### MATERIAL FOR THE TASK
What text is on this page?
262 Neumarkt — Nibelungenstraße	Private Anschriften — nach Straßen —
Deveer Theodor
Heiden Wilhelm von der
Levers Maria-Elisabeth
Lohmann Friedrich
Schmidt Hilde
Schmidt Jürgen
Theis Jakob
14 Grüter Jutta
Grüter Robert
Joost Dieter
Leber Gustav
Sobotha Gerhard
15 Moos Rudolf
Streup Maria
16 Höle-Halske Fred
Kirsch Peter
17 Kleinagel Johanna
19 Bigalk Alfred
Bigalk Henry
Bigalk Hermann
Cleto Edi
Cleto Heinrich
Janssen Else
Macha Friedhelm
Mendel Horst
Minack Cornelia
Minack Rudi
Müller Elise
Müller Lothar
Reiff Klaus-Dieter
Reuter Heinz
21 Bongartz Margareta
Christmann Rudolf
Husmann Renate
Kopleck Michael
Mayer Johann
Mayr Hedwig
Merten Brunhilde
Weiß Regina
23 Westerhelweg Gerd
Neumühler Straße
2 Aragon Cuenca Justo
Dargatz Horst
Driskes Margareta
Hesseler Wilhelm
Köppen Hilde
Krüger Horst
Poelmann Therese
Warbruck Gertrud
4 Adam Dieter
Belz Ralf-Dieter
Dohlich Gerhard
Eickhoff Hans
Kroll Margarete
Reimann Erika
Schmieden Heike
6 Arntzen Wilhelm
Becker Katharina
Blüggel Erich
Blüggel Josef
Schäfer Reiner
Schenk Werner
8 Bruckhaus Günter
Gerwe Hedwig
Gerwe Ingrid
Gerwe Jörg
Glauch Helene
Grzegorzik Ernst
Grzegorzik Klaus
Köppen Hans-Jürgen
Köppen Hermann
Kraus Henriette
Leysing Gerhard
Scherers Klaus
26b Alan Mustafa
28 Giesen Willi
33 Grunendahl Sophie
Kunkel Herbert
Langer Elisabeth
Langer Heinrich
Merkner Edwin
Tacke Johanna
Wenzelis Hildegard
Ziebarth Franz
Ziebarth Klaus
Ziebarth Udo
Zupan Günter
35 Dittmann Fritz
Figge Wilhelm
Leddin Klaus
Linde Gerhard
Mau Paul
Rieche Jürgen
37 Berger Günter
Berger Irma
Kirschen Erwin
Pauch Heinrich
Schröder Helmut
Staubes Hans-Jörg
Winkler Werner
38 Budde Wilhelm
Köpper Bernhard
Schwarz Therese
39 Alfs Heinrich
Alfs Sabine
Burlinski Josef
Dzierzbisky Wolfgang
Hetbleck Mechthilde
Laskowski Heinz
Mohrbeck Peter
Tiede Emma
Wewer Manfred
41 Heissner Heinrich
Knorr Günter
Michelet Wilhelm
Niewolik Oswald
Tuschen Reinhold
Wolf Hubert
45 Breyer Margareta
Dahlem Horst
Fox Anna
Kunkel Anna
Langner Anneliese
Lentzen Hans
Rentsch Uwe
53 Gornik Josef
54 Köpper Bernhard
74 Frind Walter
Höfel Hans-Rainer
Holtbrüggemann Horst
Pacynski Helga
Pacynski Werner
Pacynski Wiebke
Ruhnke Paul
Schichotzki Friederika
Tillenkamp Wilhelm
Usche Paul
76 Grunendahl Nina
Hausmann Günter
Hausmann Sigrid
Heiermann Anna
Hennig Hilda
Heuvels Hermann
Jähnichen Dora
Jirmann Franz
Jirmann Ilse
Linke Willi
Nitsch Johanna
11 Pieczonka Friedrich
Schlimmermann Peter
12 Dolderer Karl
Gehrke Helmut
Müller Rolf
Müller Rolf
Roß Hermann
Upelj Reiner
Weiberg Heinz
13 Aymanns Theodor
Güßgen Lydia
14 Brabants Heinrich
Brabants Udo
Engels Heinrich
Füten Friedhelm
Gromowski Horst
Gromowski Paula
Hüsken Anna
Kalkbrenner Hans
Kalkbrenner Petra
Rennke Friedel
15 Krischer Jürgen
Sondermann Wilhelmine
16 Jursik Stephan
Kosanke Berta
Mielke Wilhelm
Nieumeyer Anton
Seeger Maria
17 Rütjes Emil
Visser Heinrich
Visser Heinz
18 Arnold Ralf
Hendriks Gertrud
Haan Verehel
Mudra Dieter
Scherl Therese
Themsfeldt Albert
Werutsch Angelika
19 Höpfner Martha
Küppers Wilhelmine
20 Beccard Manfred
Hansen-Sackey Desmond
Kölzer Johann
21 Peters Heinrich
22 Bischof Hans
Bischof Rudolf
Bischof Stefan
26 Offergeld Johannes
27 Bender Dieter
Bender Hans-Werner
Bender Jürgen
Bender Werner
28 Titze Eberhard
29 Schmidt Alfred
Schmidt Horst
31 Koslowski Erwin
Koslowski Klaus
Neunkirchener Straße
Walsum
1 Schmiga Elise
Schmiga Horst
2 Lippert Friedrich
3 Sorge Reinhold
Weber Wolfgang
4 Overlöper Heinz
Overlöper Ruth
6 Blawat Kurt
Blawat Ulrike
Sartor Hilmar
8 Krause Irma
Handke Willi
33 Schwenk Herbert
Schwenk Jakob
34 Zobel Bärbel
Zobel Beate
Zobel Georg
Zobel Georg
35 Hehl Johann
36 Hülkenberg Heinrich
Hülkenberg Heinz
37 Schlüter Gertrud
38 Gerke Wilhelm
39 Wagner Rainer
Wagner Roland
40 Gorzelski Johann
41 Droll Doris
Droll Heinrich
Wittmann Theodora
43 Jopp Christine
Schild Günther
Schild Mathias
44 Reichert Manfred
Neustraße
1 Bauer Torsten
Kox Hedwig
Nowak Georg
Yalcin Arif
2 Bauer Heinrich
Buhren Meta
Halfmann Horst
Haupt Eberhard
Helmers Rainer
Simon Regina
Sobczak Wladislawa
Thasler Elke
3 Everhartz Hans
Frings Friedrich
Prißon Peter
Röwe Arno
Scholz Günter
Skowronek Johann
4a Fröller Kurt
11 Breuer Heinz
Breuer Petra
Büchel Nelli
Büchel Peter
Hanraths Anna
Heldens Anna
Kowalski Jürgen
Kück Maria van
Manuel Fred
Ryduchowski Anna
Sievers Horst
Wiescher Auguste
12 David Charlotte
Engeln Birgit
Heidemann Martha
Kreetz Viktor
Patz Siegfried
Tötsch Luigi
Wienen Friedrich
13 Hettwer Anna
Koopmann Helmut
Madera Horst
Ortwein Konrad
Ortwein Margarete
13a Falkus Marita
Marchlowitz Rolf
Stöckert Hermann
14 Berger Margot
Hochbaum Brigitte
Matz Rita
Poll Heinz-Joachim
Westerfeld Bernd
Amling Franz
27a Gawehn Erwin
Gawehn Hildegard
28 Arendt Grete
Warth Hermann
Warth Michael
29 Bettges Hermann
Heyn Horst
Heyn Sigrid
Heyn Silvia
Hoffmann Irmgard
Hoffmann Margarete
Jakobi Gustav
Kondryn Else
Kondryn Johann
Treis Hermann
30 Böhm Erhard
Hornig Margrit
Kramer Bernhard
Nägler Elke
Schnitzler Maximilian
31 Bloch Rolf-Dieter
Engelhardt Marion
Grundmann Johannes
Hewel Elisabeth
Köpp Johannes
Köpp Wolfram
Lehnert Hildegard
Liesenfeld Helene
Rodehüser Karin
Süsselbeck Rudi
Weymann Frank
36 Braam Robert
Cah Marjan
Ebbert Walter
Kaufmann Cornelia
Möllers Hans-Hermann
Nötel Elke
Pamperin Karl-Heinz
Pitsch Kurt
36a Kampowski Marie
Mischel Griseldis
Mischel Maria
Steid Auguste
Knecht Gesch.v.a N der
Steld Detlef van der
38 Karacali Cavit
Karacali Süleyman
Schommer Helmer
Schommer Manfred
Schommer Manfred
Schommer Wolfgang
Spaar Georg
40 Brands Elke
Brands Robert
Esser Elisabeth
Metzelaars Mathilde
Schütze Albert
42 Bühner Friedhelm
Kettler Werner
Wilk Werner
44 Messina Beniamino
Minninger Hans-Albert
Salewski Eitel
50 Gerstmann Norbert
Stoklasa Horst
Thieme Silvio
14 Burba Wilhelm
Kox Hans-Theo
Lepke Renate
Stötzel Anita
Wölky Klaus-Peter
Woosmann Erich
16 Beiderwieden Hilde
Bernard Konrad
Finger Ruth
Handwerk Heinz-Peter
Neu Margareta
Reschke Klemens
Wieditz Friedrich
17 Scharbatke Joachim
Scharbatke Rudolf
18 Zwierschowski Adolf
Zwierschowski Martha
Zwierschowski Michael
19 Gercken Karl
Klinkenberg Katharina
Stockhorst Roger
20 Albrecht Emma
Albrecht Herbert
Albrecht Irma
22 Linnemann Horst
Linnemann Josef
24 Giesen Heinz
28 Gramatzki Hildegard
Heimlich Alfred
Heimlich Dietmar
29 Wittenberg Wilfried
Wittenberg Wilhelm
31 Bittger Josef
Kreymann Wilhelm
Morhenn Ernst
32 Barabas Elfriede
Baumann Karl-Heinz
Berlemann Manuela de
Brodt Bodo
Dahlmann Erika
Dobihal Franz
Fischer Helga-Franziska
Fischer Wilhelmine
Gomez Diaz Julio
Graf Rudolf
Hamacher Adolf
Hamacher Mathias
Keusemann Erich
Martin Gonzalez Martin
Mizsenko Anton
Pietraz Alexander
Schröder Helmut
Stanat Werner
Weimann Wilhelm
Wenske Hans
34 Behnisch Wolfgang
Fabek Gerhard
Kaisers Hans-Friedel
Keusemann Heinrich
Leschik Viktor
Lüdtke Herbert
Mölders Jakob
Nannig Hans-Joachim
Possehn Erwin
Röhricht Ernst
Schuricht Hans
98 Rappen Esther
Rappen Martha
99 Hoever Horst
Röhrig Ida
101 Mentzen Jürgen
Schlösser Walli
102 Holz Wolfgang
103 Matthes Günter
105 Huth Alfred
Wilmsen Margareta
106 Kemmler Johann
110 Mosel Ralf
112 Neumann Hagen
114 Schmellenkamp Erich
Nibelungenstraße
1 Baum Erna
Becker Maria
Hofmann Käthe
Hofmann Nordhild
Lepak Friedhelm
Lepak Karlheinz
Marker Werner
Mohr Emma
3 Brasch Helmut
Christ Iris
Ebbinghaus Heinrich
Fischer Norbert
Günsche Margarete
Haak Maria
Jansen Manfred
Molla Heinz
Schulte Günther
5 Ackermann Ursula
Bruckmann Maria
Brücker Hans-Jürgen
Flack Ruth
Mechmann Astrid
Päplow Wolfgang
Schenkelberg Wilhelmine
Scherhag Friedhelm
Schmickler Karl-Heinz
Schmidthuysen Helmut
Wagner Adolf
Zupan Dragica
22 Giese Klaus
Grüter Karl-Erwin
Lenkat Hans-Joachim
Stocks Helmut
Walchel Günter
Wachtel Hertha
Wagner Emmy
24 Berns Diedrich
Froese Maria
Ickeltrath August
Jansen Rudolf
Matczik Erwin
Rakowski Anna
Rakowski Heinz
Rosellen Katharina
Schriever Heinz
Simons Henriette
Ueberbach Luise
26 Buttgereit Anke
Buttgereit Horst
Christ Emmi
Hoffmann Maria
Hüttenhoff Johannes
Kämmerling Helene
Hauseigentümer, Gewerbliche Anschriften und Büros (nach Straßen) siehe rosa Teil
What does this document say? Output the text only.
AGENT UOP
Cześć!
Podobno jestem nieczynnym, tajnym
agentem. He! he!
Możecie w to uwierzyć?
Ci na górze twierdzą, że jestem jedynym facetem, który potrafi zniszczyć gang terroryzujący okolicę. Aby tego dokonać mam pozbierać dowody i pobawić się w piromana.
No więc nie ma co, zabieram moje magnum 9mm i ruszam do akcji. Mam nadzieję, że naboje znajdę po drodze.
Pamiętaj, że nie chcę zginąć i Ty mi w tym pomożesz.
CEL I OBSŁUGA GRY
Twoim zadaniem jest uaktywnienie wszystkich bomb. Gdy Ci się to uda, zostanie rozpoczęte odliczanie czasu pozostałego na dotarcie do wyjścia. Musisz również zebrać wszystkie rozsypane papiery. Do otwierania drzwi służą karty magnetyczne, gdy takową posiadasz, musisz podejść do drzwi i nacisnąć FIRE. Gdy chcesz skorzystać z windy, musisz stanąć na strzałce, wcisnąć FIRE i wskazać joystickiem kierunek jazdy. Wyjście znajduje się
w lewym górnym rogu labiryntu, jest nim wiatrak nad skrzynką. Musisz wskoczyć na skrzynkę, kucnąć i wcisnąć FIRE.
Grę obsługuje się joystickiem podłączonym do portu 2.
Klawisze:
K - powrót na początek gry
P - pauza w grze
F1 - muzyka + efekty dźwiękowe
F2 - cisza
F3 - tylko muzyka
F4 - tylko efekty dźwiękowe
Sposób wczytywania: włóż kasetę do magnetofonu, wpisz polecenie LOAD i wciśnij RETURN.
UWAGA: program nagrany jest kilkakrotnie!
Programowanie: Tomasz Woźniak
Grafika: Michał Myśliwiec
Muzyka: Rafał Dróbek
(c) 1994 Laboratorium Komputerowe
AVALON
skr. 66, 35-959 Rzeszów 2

### EXERCISE DETAILS
Select the lines that carry the string "Hildegard" and copy them.

### OUTPUT BELOW
Wenzelis Hildegard
Gawehn Hildegard
Lehnert Hildegard
28 Gramatzki Hildegard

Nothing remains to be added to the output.